• _Aim of the exercise_
Copy out every record below, word for word.
↓↓↓
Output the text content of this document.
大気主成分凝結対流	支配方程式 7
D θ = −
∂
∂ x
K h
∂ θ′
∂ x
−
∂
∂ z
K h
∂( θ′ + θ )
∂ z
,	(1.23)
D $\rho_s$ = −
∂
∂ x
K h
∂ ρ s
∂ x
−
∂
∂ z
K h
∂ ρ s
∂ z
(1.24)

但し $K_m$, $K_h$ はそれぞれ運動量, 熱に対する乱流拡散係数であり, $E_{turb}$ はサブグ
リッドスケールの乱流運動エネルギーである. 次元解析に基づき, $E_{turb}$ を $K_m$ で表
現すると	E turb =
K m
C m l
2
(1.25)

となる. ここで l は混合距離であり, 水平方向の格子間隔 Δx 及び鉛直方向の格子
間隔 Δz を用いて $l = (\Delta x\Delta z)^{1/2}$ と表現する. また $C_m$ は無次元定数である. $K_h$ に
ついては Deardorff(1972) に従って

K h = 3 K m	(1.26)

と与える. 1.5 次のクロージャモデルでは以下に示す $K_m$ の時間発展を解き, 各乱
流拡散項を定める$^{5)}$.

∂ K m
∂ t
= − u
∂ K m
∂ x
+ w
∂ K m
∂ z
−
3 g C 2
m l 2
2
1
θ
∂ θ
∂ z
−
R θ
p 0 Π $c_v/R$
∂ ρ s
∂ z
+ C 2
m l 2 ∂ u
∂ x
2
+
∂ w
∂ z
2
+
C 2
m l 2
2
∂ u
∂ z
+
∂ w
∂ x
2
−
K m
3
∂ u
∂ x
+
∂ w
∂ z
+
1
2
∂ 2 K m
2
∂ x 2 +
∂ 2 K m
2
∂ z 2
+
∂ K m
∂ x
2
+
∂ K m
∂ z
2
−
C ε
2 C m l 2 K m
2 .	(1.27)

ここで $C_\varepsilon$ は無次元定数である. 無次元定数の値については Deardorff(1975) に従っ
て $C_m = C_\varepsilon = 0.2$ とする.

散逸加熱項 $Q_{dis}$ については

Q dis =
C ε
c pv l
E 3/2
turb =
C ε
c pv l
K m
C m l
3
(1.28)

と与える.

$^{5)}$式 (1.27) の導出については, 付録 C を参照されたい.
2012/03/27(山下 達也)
↑↑↑
• _Solution to this task_
Output the text content of this document.
大気主成分凝結対流	支配方程式 7
D θ = −
∂
∂ x
K h
∂ θ′
∂ x
−
∂
∂ z
K h
∂( θ′ + θ )
∂ z
,	(1.23)
D $\rho_s$ = −
∂
∂ x
K h
∂ ρ s
∂ x
−
∂
∂ z
K h
∂ ρ s
∂ z
(1.24)

但し $K_m$, $K_h$ はそれぞれ運動量, 熱に対する乱流拡散係数であり, $E_{turb}$ はサブグ
リッドスケールの乱流運動エネルギーである. 次元解析に基づき, $E_{turb}$ を $K_m$ で表
現すると	E turb =
K m
C m l
2
(1.25)

となる. ここで l は混合距離であり, 水平方向の格子間隔 Δx 及び鉛直方向の格子
間隔 Δz を用いて $l = (\Delta x\Delta z)^{1/2}$ と表現する. また $C_m$ は無次元定数である. $K_h$ に
ついては Deardorff(1972) に従って

K h = 3 K m	(1.26)

と与える. 1.5 次のクロージャモデルでは以下に示す $K_m$ の時間発展を解き, 各乱
流拡散項を定める$^{5)}$.

∂ K m
∂ t
= − u
∂ K m
∂ x
+ w
∂ K m
∂ z
−
3 g C 2
m l 2
2
1
θ
∂ θ
∂ z
−
R θ
p 0 Π $c_v/R$
∂ ρ s
∂ z
+ C 2
m l 2 ∂ u
∂ x
2
+
∂ w
∂ z
2
+
C 2
m l 2
2
∂ u
∂ z
+
∂ w
∂ x
2
−
K m
3
∂ u
∂ x
+
∂ w
∂ z
+
1
2
∂ 2 K m
2
∂ x 2 +
∂ 2 K m
2
∂ z 2
+
∂ K m
∂ x
2
+
∂ K m
∂ z
2
−
C ε
2 C m l 2 K m
2 .	(1.27)

ここで $C_\varepsilon$ は無次元定数である. 無次元定数の値については Deardorff(1975) に従っ
て $C_m = C_\varepsilon = 0.2$ とする.

散逸加熱項 $Q_{dis}$ については

Q dis =
C ε
c pv l
E 3/2
turb =
C ε
c pv l
K m
C m l
3
(1.28)

と与える.

$^{5)}$式 (1.27) の導出については, 付録 C を参照されたい.
2012/03/27(山下 達也)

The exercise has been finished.